» **What you will do**
Return only the number of lines in the entries below that hold the word "accidents".

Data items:

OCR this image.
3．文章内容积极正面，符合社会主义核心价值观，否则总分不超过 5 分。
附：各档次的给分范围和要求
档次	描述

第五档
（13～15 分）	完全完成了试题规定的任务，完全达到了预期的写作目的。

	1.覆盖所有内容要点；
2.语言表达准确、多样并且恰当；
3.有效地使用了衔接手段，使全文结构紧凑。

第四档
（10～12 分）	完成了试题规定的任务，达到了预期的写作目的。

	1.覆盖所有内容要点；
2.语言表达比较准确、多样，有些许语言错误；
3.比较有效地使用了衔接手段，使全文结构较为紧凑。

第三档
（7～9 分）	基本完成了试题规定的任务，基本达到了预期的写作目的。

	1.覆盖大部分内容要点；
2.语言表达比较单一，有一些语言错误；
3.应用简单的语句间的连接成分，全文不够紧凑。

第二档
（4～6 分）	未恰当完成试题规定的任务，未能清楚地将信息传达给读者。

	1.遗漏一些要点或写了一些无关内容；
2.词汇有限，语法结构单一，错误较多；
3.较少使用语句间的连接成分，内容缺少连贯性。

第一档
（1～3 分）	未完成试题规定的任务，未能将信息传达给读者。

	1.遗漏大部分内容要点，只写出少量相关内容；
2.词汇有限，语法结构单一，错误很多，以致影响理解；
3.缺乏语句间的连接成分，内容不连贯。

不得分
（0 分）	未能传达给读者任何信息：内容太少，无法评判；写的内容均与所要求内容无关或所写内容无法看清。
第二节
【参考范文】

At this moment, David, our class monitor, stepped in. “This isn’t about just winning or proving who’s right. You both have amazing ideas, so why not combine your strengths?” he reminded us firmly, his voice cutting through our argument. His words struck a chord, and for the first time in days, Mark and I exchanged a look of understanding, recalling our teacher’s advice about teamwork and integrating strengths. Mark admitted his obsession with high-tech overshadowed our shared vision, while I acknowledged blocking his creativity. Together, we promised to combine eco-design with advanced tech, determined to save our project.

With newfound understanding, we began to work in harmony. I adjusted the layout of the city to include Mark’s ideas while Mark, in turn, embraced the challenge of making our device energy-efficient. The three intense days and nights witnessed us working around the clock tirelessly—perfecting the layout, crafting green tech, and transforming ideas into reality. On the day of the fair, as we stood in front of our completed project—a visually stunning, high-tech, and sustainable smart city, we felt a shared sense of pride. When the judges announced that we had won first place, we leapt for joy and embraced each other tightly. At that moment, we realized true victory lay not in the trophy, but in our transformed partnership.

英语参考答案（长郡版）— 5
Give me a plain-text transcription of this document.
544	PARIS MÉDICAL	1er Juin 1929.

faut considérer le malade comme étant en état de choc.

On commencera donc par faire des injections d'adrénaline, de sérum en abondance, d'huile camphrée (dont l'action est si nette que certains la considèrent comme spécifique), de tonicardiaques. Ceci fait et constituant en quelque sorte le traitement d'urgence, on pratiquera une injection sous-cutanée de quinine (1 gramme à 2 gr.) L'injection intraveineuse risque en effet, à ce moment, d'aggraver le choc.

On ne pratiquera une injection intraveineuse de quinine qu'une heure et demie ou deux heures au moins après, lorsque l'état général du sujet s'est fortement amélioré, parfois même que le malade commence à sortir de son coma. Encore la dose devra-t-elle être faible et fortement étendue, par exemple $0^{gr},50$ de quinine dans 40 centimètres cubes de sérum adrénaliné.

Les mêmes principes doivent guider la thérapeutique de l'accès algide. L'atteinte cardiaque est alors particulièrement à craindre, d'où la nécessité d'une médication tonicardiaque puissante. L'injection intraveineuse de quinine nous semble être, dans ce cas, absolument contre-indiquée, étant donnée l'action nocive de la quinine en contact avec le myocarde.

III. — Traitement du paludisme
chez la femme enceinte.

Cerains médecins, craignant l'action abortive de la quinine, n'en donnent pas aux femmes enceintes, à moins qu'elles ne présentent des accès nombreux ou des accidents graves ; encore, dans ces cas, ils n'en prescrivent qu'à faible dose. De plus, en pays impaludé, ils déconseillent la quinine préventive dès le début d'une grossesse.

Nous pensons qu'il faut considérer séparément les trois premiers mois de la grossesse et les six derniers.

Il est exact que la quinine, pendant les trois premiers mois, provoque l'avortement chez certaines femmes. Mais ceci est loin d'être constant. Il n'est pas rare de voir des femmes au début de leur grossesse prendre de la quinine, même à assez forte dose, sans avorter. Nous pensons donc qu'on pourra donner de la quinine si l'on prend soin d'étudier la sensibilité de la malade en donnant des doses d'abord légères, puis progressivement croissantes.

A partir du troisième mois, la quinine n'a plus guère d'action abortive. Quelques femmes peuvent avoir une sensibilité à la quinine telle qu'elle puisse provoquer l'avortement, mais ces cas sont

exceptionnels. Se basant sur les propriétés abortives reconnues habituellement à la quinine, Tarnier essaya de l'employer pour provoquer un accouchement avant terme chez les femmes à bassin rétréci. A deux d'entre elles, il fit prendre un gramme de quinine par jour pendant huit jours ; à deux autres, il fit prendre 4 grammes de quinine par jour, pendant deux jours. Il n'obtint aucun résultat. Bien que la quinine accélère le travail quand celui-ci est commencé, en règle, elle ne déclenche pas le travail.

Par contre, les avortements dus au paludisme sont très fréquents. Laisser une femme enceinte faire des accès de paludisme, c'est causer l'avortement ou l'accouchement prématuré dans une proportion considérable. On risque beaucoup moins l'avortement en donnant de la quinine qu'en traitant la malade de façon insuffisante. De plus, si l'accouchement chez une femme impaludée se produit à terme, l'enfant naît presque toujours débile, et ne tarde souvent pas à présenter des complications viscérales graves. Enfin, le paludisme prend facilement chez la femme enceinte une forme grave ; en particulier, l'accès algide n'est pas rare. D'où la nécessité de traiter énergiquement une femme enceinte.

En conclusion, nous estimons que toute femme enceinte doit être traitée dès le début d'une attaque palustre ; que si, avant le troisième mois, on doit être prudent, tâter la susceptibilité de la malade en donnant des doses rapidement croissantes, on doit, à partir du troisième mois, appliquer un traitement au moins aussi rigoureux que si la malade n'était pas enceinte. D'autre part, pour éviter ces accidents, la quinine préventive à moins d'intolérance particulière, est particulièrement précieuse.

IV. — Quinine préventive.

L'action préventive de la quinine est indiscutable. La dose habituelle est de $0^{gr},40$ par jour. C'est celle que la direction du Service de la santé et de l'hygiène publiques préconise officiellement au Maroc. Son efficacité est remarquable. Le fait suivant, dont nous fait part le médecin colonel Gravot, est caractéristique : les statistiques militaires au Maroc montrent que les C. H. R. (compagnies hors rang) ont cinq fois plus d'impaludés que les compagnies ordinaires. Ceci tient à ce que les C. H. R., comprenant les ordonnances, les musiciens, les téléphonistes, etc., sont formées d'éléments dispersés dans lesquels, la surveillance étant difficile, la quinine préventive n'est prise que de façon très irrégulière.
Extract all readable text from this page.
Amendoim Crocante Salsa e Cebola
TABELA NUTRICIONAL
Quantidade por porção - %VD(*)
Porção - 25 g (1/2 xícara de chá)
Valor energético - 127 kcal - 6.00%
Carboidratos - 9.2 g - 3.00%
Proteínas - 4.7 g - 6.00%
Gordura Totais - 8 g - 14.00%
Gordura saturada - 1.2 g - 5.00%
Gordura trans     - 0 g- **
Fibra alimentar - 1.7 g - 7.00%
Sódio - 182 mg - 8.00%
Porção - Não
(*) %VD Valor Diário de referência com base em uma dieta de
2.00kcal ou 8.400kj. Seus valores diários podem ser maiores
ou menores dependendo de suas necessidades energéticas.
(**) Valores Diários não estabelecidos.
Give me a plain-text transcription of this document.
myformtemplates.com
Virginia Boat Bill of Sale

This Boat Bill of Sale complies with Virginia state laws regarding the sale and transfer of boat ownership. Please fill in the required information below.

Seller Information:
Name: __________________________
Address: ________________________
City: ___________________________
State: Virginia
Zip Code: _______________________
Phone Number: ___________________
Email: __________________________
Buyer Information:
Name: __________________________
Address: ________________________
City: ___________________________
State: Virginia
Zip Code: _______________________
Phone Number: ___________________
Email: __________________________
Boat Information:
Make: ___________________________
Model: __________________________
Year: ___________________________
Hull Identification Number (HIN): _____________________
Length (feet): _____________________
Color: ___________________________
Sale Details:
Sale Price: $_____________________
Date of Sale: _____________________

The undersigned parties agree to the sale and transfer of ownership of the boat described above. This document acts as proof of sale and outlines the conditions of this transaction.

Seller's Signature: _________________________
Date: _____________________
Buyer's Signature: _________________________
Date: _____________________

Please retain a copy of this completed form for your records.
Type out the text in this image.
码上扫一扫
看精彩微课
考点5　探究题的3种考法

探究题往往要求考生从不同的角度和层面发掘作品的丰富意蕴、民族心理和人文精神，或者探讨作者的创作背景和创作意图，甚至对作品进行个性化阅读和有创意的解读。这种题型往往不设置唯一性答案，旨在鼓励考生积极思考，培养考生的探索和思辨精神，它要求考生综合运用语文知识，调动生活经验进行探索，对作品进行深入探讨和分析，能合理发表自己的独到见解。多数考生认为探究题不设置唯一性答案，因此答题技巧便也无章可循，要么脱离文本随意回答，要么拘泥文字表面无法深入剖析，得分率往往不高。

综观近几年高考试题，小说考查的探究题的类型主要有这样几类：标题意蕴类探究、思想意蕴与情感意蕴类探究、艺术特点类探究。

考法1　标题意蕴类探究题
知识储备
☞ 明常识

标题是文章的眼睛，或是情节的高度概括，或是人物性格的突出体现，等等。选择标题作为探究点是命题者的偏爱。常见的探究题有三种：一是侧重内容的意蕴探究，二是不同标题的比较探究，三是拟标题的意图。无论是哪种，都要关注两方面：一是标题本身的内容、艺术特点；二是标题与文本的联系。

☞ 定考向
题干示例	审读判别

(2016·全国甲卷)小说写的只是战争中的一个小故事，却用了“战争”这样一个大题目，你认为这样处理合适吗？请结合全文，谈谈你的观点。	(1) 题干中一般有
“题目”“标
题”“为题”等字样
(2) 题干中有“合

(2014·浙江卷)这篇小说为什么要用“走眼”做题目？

» **Written answer**
2